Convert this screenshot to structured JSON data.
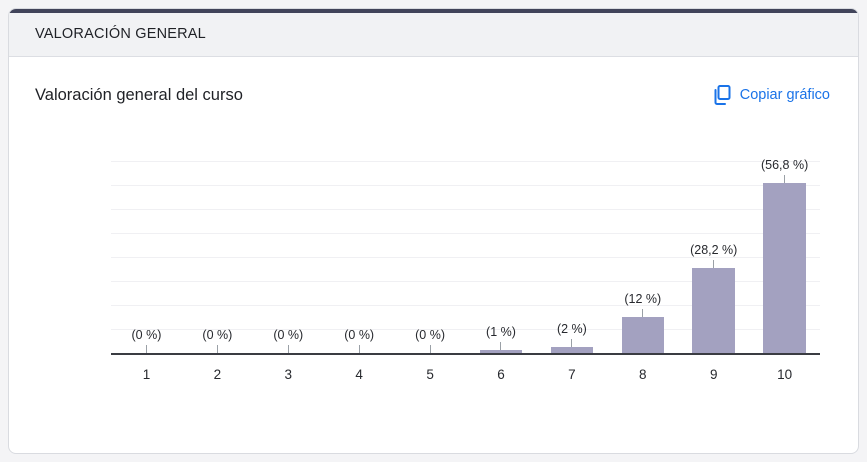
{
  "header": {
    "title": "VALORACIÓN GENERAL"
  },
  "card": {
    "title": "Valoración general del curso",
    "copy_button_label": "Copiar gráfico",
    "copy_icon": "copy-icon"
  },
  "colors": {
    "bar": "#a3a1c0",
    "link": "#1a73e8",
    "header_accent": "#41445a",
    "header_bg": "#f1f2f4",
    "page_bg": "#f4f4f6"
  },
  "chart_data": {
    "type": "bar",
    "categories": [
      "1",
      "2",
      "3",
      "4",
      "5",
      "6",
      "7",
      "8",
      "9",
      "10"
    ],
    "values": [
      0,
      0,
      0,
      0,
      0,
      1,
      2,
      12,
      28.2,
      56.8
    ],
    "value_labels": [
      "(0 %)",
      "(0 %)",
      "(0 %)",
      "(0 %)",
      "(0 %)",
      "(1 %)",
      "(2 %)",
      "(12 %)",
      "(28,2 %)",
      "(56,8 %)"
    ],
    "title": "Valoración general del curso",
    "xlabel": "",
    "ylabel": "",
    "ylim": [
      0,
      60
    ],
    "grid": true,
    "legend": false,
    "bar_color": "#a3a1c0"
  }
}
====
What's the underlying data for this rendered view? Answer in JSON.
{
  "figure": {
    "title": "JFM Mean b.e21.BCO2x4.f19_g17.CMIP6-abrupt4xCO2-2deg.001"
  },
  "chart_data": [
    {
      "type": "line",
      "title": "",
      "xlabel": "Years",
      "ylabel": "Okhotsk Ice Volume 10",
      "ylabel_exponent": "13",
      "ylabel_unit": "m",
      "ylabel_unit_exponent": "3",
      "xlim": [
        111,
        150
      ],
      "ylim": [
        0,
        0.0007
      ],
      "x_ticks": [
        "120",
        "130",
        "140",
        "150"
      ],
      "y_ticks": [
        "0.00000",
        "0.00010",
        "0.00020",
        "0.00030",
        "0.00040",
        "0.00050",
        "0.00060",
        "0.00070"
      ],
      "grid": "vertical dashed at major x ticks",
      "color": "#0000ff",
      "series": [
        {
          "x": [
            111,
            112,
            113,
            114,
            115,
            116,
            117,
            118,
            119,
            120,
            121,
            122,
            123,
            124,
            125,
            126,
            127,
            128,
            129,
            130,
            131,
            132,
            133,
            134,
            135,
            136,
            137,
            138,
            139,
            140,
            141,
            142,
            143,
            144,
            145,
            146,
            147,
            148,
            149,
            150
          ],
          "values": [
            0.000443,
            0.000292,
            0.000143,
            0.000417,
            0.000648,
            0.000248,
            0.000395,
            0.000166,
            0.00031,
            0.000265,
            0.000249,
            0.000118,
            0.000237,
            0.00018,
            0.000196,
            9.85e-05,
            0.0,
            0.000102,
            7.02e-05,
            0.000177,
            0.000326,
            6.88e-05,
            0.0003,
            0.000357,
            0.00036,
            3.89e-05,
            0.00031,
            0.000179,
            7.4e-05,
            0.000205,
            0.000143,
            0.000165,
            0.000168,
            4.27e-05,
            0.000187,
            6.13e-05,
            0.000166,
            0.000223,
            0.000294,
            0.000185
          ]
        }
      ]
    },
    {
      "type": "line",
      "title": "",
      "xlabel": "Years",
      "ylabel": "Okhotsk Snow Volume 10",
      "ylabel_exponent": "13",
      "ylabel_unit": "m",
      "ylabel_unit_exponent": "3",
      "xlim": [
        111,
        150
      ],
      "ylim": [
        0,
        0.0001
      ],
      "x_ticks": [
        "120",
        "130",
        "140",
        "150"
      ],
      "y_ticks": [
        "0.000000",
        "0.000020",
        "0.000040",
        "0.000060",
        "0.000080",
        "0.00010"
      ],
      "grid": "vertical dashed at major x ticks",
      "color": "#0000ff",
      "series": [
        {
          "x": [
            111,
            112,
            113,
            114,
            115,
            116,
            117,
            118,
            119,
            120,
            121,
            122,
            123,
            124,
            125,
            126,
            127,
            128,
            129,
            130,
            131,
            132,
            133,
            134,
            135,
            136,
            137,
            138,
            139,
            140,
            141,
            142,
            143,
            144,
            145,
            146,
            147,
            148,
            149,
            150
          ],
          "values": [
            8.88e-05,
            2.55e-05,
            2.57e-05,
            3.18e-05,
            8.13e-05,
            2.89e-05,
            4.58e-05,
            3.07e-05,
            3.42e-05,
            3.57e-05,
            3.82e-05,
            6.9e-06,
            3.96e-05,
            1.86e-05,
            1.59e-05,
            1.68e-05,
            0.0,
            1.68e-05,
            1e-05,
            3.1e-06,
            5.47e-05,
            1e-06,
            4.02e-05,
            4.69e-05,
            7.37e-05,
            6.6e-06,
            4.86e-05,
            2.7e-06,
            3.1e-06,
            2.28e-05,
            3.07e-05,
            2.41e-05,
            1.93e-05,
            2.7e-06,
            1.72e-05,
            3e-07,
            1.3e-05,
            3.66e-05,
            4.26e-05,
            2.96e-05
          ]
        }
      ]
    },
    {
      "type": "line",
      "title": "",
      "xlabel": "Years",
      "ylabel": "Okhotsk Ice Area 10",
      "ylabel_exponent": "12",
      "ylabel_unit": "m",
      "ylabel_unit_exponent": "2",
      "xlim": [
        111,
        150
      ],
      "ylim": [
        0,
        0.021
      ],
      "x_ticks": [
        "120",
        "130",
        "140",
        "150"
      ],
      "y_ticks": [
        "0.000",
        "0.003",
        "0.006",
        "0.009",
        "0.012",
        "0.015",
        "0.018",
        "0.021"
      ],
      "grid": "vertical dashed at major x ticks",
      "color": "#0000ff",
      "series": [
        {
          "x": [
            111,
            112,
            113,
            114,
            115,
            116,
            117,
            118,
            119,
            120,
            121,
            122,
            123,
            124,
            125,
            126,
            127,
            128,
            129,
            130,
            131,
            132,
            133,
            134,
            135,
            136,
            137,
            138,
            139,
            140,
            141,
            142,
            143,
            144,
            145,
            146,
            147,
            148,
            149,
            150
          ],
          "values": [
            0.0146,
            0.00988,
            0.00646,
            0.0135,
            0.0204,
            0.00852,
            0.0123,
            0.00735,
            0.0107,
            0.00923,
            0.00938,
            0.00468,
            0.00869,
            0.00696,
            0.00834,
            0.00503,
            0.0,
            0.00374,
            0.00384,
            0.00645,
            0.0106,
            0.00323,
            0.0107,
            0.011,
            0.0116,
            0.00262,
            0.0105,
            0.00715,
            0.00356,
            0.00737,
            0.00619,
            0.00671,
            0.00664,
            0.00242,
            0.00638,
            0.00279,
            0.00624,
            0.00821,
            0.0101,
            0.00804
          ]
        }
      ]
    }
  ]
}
====
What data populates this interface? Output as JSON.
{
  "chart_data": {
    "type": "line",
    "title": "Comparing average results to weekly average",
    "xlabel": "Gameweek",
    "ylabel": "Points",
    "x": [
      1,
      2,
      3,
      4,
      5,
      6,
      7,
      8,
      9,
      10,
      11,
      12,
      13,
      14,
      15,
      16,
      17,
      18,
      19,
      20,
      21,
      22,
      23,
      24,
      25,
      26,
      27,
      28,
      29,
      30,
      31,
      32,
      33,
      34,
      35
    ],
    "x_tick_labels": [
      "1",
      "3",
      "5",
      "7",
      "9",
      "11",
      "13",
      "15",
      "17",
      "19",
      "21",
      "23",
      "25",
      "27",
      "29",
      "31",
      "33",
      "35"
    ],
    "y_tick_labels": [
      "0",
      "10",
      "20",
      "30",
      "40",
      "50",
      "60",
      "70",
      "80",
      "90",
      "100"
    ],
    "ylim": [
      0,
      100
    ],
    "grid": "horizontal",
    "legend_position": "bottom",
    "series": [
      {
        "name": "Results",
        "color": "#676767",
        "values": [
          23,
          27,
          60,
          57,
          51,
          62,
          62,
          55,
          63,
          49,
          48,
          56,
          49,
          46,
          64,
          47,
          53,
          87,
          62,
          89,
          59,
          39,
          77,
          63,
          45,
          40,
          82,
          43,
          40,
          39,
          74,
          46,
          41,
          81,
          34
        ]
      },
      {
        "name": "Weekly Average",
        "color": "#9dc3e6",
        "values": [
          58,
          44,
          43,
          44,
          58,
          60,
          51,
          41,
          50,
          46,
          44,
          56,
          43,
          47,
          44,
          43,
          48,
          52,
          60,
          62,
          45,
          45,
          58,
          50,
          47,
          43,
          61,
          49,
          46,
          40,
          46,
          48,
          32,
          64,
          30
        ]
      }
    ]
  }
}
====
--- Aim of the exercise ---
Report only the number of lines that hold the string "Okhotsk" in this listing.

--- Response to this task ---
3